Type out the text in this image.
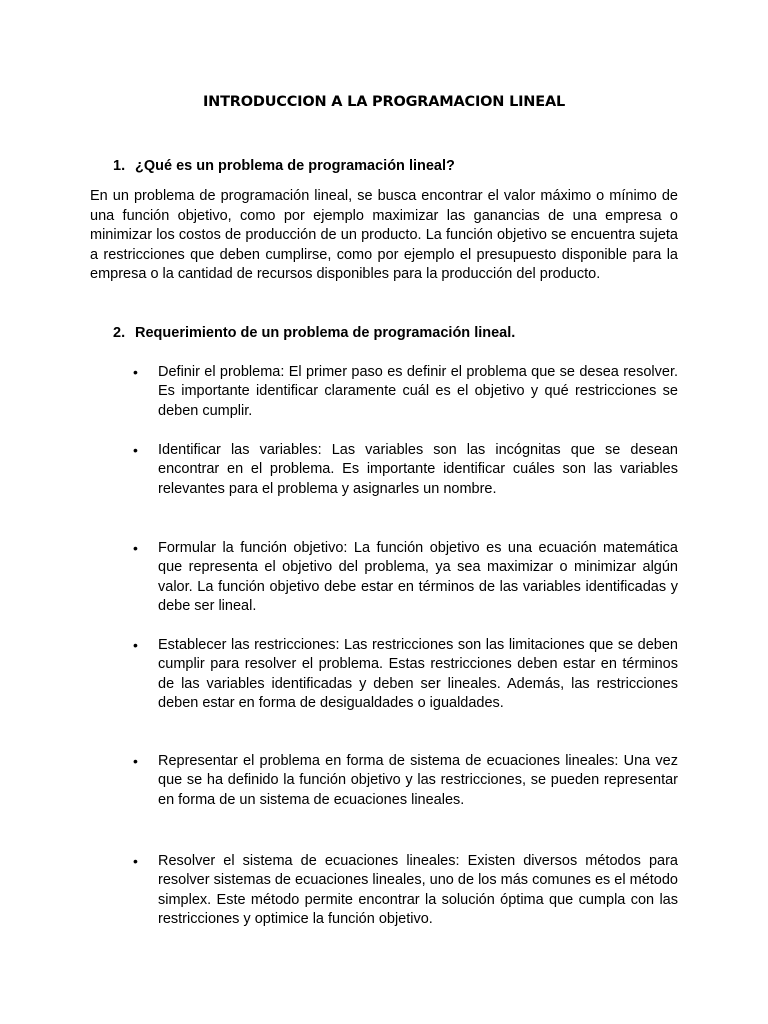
INTRODUCCION A LA PROGRAMACION LINEAL
1. ¿Qué es un problema de programación lineal?
En un problema de programación lineal, se busca encontrar el valor máximo o mínimo de una función objetivo, como por ejemplo maximizar las ganancias de una empresa o minimizar los costos de producción de un producto. La función objetivo se encuentra sujeta a restricciones que deben cumplirse, como por ejemplo el presupuesto disponible para la empresa o la cantidad de recursos disponibles para la producción del producto.
2. Requerimiento de un problema de programación lineal.
• Definir el problema: El primer paso es definir el problema que se desea resolver. Es importante identificar claramente cuál es el objetivo y qué restricciones se deben cumplir.
• Identificar las variables: Las variables son las incógnitas que se desean encontrar en el problema. Es importante identificar cuáles son las variables relevantes para el problema y asignarles un nombre.
• Formular la función objetivo: La función objetivo es una ecuación matemática que representa el objetivo del problema, ya sea maximizar o minimizar algún valor. La función objetivo debe estar en términos de las variables identificadas y debe ser lineal.
• Establecer las restricciones: Las restricciones son las limitaciones que se deben cumplir para resolver el problema. Estas restricciones deben estar en términos de las variables identificadas y deben ser lineales. Además, las restricciones deben estar en forma de desigualdades o igualdades.
• Representar el problema en forma de sistema de ecuaciones lineales: Una vez que se ha definido la función objetivo y las restricciones, se pueden representar en forma de un sistema de ecuaciones lineales.
• Resolver el sistema de ecuaciones lineales: Existen diversos métodos para resolver sistemas de ecuaciones lineales, uno de los más comunes es el método simplex. Este método permite encontrar la solución óptima que cumpla con las restricciones y optimice la función objetivo.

GIVEN TASK: Reproduce each line exactly, please, except for any pictures.

OUTPUT OF THE EXERCISE:
Type out the text in this image.
INTRODUCCION A LA PROGRAMACION LINEAL
1. ¿Qué es un problema de programación lineal?
En un problema de programación lineal, se busca encontrar el valor máximo o mínimo de una función objetivo, como por ejemplo maximizar las ganancias de una empresa o minimizar los costos de producción de un producto. La función objetivo se encuentra sujeta a restricciones que deben cumplirse, como por ejemplo el presupuesto disponible para la empresa o la cantidad de recursos disponibles para la producción del producto.
2. Requerimiento de un problema de programación lineal.
• Definir el problema: El primer paso es definir el problema que se desea resolver. Es importante identificar claramente cuál es el objetivo y qué restricciones se deben cumplir.
• Identificar las variables: Las variables son las incógnitas que se desean encontrar en el problema. Es importante identificar cuáles son las variables relevantes para el problema y asignarles un nombre.
• Formular la función objetivo: La función objetivo es una ecuación matemática que representa el objetivo del problema, ya sea maximizar o minimizar algún valor. La función objetivo debe estar en términos de las variables identificadas y debe ser lineal.
• Establecer las restricciones: Las restricciones son las limitaciones que se deben cumplir para resolver el problema. Estas restricciones deben estar en términos de las variables identificadas y deben ser lineales. Además, las restricciones deben estar en forma de desigualdades o igualdades.
• Representar el problema en forma de sistema de ecuaciones lineales: Una vez que se ha definido la función objetivo y las restricciones, se pueden representar en forma de un sistema de ecuaciones lineales.
• Resolver el sistema de ecuaciones lineales: Existen diversos métodos para resolver sistemas de ecuaciones lineales, uno de los más comunes es el método simplex. Este método permite encontrar la solución óptima que cumpla con las restricciones y optimice la función objetivo.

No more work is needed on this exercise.